**TASK TO CARRY OUT:** Do not copy the pictures; transcribe all other material exactly.

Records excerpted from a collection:
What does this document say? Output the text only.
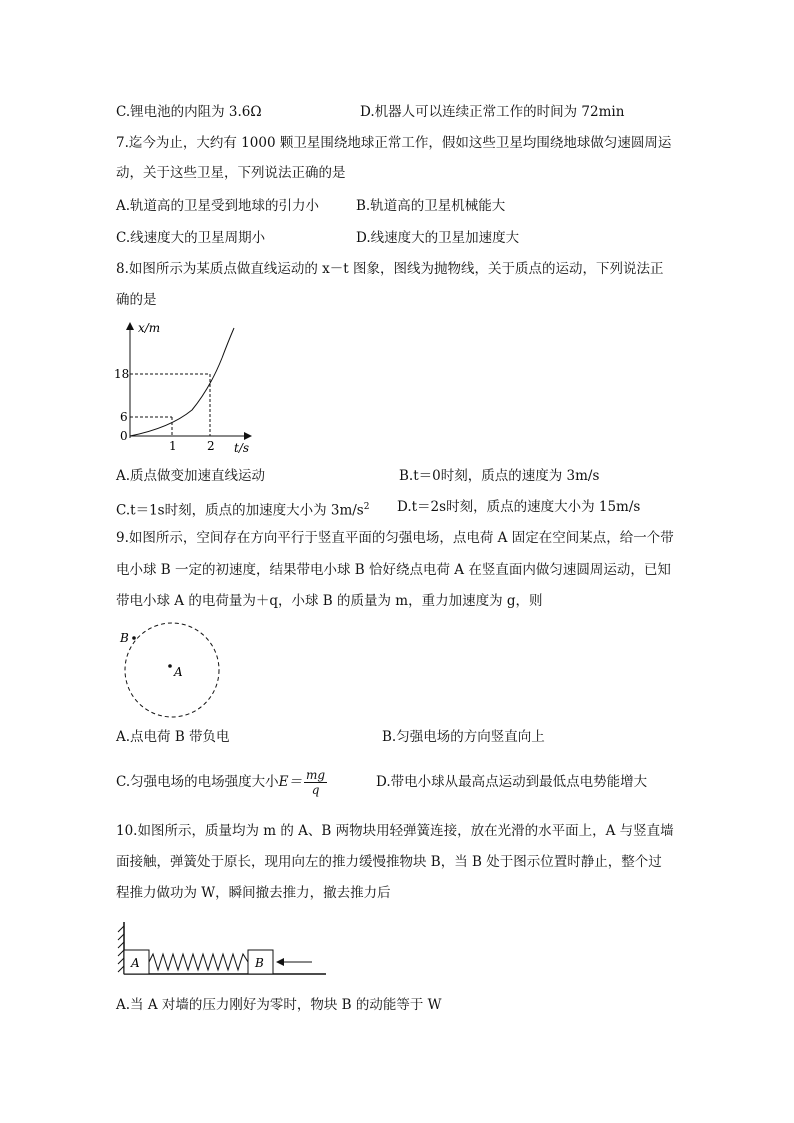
C.锂电池的内阻为 3.6Ω	D.机器人可以连续正常工作的时间为 72min
7.迄今为止，大约有 1000 颗卫星围绕地球正常工作，假如这些卫星均围绕地球做匀速圆周运
动，关于这些卫星，下列说法正确的是
A.轨道高的卫星受到地球的引力小	B.轨道高的卫星机械能大
C.线速度大的卫星周期小	D.线速度大的卫星加速度大
8.如图所示为某质点做直线运动的 x－t 图象，图线为抛物线，关于质点的运动，下列说法正
确的是
x/m
t/s
0
18
6
1	2
A.质点做变加速直线运动	B.t＝0时刻，质点的速度为 3m/s
C.t＝1s时刻，质点的加速度大小为 $3m/s^2$ D.t＝2s时刻，质点的速度大小为 15m/s
9.如图所示，空间存在方向平行于竖直平面的匀强电场，点电荷 A 固定在空间某点，给一个带
电小球 B 一定的初速度，结果带电小球 B 恰好绕点电荷 A 在竖直面内做匀速圆周运动，已知
带电小球 A 的电荷量为＋q，小球 B 的质量为 m，重力加速度为 g，则
B
A
A.点电荷 B 带负电	B.匀强电场的方向竖直向上
C.匀强电场的电场强度大小$E= \frac{mg}{q}$	D.带电小球从最高点运动到最低点电势能增大
10.如图所示，质量均为 m 的 A、B 两物块用轻弹簧连接，放在光滑的水平面上，A 与竖直墙
面接触，弹簧处于原长，现用向左的推力缓慢推物块 B，当 B 处于图示位置时静止，整个过
程推力做功为 W，瞬间撤去推力，撤去推力后
A	B
A.当 A 对墙的压力刚好为零时，物块 B 的动能等于 W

**REPLY TO THE TASK:**
What does this document say? Output the text only.
C.锂电池的内阻为 3.6Ω	D.机器人可以连续正常工作的时间为 72min
7.迄今为止，大约有 1000 颗卫星围绕地球正常工作，假如这些卫星均围绕地球做匀速圆周运
动，关于这些卫星，下列说法正确的是
A.轨道高的卫星受到地球的引力小	B.轨道高的卫星机械能大
C.线速度大的卫星周期小	D.线速度大的卫星加速度大
8.如图所示为某质点做直线运动的 x－t 图象，图线为抛物线，关于质点的运动，下列说法正
确的是
x/m
t/s
0
18
6
1	2
A.质点做变加速直线运动	B.t＝0时刻，质点的速度为 3m/s
C.t＝1s时刻，质点的加速度大小为 $3m/s^2$ D.t＝2s时刻，质点的速度大小为 15m/s
9.如图所示，空间存在方向平行于竖直平面的匀强电场，点电荷 A 固定在空间某点，给一个带
电小球 B 一定的初速度，结果带电小球 B 恰好绕点电荷 A 在竖直面内做匀速圆周运动，已知
带电小球 A 的电荷量为＋q，小球 B 的质量为 m，重力加速度为 g，则
B
A
A.点电荷 B 带负电	B.匀强电场的方向竖直向上
C.匀强电场的电场强度大小$E= \frac{mg}{q}$	D.带电小球从最高点运动到最低点电势能增大
10.如图所示，质量均为 m 的 A、B 两物块用轻弹簧连接，放在光滑的水平面上，A 与竖直墙
面接触，弹簧处于原长，现用向左的推力缓慢推物块 B，当 B 处于图示位置时静止，整个过
程推力做功为 W，瞬间撤去推力，撤去推力后
A	B
A.当 A 对墙的压力刚好为零时，物块 B 的动能等于 W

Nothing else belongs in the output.